■ TASK BRIEF
Find every line with the word "ffffff" and report how many there are, without any other text.

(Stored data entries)

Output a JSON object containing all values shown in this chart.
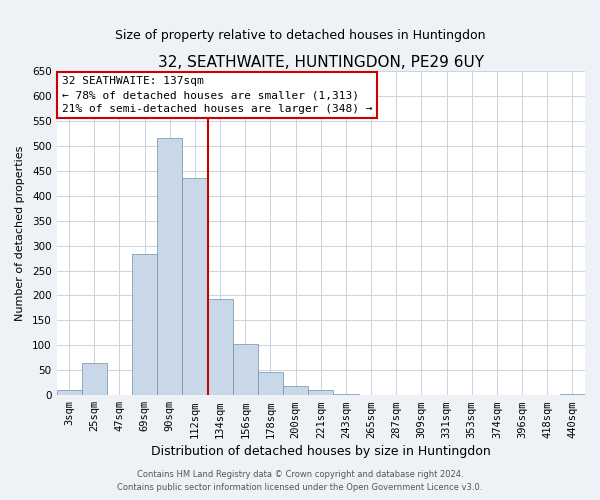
{
  "title": "32, SEATHWAITE, HUNTINGDON, PE29 6UY",
  "subtitle": "Size of property relative to detached houses in Huntingdon",
  "xlabel": "Distribution of detached houses by size in Huntingdon",
  "ylabel": "Number of detached properties",
  "bar_labels": [
    "3sqm",
    "25sqm",
    "47sqm",
    "69sqm",
    "90sqm",
    "112sqm",
    "134sqm",
    "156sqm",
    "178sqm",
    "200sqm",
    "221sqm",
    "243sqm",
    "265sqm",
    "287sqm",
    "309sqm",
    "331sqm",
    "353sqm",
    "374sqm",
    "396sqm",
    "418sqm",
    "440sqm"
  ],
  "bar_heights": [
    10,
    65,
    0,
    283,
    515,
    435,
    192,
    102,
    46,
    18,
    10,
    2,
    0,
    0,
    0,
    0,
    0,
    0,
    0,
    0,
    3
  ],
  "bar_color": "#c8d8e8",
  "bar_edge_color": "#7090a8",
  "highlight_line_index": 6,
  "highlight_line_color": "#cc0000",
  "annotation_title": "32 SEATHWAITE: 137sqm",
  "annotation_line1": "← 78% of detached houses are smaller (1,313)",
  "annotation_line2": "21% of semi-detached houses are larger (348) →",
  "annotation_box_color": "#ffffff",
  "annotation_box_edge": "#cc0000",
  "ylim": [
    0,
    650
  ],
  "yticks": [
    0,
    50,
    100,
    150,
    200,
    250,
    300,
    350,
    400,
    450,
    500,
    550,
    600,
    650
  ],
  "footer1": "Contains HM Land Registry data © Crown copyright and database right 2024.",
  "footer2": "Contains public sector information licensed under the Open Government Licence v3.0.",
  "bg_color": "#eef2f6",
  "plot_bg_color": "#ffffff",
  "grid_color": "#c8d4e0",
  "title_fontsize": 11,
  "subtitle_fontsize": 9,
  "xlabel_fontsize": 9,
  "ylabel_fontsize": 8,
  "tick_fontsize": 7.5,
  "annotation_fontsize": 8,
  "footer_fontsize": 6
}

■ OUTPUT OF THE EXERCISE
2